[START]

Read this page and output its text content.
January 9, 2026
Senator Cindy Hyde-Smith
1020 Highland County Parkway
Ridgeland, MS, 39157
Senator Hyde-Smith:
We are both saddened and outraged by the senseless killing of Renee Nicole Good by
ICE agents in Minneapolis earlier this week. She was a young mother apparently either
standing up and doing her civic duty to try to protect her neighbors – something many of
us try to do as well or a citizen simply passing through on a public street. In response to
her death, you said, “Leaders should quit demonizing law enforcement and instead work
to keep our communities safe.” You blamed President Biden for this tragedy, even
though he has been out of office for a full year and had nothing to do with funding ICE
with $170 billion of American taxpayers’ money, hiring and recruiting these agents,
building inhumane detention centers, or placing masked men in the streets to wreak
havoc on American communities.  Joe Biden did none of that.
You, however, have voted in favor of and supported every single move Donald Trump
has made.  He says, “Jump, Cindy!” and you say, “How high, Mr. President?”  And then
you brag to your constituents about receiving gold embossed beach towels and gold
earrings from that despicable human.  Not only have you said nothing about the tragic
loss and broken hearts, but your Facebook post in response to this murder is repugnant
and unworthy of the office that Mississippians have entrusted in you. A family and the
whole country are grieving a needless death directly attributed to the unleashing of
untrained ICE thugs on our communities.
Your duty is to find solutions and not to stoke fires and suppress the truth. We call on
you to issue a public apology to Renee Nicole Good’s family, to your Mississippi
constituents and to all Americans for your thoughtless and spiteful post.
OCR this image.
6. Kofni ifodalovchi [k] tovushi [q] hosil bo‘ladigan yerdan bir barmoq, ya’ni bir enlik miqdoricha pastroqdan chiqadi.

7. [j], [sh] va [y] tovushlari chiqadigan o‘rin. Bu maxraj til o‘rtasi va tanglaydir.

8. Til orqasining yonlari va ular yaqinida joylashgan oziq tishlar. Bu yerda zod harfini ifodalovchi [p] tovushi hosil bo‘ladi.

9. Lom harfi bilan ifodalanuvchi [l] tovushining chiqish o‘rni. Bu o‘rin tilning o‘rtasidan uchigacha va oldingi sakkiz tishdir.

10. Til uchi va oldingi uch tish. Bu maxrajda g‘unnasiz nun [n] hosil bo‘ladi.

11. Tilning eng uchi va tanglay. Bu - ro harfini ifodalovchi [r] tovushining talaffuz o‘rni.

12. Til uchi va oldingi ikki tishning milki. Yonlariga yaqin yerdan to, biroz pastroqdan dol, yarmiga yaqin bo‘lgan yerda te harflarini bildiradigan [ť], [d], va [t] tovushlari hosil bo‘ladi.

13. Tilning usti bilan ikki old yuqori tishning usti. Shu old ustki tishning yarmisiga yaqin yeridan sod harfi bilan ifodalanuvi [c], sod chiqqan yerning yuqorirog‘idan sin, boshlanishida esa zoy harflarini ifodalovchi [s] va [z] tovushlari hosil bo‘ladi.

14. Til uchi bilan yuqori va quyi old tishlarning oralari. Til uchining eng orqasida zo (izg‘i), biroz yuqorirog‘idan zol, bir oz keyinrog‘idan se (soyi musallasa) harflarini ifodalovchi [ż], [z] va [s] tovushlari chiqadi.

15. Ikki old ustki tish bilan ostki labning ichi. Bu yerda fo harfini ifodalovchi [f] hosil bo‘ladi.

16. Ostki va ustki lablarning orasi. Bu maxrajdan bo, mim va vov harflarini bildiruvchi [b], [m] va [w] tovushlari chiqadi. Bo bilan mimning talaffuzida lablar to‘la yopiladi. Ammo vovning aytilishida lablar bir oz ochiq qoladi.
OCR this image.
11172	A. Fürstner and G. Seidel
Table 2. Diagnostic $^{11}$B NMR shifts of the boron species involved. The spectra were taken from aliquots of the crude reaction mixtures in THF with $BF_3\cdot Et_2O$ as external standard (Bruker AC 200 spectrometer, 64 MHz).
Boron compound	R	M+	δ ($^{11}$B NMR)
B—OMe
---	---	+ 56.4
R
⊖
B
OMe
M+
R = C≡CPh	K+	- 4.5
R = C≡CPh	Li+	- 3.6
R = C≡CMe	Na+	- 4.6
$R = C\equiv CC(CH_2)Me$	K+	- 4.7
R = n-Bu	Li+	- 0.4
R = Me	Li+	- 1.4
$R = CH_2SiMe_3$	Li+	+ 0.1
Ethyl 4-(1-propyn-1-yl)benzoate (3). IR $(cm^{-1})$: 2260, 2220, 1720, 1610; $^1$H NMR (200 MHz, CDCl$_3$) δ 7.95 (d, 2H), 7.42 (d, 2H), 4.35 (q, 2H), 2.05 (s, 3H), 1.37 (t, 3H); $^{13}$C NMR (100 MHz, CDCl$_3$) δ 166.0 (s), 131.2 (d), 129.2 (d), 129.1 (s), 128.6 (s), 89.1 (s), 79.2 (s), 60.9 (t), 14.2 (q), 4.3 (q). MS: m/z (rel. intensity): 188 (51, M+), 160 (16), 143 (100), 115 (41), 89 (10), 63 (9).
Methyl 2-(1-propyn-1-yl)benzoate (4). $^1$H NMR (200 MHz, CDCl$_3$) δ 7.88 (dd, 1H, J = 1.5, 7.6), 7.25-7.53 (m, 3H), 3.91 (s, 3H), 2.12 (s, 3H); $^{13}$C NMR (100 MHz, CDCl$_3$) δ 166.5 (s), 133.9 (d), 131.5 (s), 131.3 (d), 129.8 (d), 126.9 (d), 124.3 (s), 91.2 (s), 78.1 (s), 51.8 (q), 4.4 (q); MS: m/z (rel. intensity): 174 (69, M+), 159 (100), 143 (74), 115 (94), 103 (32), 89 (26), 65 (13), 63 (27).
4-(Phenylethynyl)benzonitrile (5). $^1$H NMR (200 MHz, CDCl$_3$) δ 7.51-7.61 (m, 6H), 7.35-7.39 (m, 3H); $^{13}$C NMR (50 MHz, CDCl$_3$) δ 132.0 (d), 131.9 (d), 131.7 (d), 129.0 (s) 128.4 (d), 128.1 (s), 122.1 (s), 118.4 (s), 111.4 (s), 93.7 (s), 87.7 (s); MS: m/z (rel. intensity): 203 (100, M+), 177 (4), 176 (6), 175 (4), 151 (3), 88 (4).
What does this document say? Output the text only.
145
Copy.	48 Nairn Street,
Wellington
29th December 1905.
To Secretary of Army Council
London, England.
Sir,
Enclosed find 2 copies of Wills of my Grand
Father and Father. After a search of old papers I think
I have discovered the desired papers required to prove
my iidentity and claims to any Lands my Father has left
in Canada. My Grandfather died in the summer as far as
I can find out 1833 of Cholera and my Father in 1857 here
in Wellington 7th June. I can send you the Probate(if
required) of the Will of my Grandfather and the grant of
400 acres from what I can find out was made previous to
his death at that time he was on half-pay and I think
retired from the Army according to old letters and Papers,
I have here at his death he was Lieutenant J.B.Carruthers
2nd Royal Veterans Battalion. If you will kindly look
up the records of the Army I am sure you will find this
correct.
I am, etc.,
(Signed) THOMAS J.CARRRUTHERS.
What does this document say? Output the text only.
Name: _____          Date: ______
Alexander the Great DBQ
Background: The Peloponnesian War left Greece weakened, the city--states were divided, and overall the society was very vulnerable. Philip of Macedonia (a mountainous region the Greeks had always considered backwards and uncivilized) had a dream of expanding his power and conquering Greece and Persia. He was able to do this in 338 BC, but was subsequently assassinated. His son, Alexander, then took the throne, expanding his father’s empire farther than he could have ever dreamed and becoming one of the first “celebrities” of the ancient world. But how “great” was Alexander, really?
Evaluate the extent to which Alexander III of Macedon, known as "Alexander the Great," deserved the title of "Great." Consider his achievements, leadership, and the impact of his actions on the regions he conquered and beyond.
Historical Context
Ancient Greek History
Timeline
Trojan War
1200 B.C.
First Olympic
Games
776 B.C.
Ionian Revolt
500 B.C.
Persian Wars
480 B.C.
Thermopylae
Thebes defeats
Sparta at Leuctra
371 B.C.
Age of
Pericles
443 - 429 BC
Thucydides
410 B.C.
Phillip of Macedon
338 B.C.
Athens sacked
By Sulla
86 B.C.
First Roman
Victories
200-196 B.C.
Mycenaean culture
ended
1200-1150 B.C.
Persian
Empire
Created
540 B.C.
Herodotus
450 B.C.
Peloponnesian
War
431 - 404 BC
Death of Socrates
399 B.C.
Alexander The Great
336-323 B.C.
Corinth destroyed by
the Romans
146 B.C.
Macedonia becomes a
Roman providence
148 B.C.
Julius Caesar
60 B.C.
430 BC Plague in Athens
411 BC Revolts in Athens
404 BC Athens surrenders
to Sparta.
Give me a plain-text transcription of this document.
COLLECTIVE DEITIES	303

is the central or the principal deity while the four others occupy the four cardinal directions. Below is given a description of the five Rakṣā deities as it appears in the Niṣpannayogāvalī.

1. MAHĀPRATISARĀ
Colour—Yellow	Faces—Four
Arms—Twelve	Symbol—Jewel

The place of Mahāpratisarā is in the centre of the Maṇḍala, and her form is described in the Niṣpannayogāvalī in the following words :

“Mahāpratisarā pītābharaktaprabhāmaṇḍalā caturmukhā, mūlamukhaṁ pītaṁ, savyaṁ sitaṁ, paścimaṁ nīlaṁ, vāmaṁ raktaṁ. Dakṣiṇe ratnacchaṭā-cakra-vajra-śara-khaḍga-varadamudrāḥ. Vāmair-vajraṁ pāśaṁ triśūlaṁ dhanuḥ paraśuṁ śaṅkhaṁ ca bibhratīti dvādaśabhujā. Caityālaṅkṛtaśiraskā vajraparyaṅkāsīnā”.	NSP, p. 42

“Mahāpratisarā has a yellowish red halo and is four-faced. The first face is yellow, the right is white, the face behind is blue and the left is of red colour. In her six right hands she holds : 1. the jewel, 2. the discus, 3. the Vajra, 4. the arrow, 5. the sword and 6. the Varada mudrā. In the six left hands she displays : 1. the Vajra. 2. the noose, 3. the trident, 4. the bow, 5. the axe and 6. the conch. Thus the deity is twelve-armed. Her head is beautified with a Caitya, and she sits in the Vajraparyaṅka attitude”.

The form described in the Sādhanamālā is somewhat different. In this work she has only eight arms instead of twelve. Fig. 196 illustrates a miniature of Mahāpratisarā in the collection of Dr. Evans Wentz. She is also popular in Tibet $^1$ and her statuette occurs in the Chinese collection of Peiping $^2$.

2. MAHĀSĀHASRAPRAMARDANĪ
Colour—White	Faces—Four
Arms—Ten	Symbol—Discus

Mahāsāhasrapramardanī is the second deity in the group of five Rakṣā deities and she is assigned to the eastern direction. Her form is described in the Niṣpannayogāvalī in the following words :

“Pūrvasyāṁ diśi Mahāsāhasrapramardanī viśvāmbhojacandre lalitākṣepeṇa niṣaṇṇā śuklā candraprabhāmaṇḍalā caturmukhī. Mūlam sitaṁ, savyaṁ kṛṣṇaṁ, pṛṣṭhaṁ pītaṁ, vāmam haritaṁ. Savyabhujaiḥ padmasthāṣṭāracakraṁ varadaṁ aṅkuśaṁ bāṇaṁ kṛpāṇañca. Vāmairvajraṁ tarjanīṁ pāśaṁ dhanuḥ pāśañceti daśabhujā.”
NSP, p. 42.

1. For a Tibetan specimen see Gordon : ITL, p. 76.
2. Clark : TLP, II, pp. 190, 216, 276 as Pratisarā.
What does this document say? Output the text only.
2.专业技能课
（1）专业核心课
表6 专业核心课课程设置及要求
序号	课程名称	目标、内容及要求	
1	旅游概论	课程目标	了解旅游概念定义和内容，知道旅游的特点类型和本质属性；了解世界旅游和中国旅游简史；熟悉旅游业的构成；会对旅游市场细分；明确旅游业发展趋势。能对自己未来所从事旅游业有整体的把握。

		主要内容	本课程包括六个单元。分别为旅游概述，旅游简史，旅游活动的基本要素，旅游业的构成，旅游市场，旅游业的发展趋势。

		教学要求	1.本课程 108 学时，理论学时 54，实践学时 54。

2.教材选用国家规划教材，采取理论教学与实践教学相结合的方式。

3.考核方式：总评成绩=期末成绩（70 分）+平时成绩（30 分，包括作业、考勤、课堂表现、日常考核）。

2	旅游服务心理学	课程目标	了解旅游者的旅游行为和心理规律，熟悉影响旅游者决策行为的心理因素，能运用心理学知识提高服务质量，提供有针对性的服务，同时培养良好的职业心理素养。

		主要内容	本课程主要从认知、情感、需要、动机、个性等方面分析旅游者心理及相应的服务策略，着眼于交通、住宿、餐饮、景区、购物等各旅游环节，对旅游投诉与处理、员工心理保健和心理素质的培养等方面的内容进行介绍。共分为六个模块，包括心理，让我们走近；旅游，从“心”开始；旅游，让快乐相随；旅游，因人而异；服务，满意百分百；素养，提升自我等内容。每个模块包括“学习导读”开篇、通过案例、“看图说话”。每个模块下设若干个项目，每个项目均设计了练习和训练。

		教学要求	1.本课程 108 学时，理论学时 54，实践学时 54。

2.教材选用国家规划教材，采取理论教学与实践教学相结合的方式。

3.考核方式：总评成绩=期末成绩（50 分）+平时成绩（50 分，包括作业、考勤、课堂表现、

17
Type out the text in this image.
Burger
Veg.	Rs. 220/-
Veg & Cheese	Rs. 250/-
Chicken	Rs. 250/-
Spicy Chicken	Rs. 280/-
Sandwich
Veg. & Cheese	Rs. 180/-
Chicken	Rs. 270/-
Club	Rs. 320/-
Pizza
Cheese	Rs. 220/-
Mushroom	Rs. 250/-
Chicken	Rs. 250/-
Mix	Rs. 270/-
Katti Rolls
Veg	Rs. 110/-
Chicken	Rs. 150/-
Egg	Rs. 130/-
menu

[END]

SET EXERCISE: In the entries above, identify each line that includes the string "said", then copy it.

CORRECT RESULT:
her death, you said, “Leaders should quit demonizing law enforcement and instead work
earrings from that despicable human.  Not only have you said nothing about the tragic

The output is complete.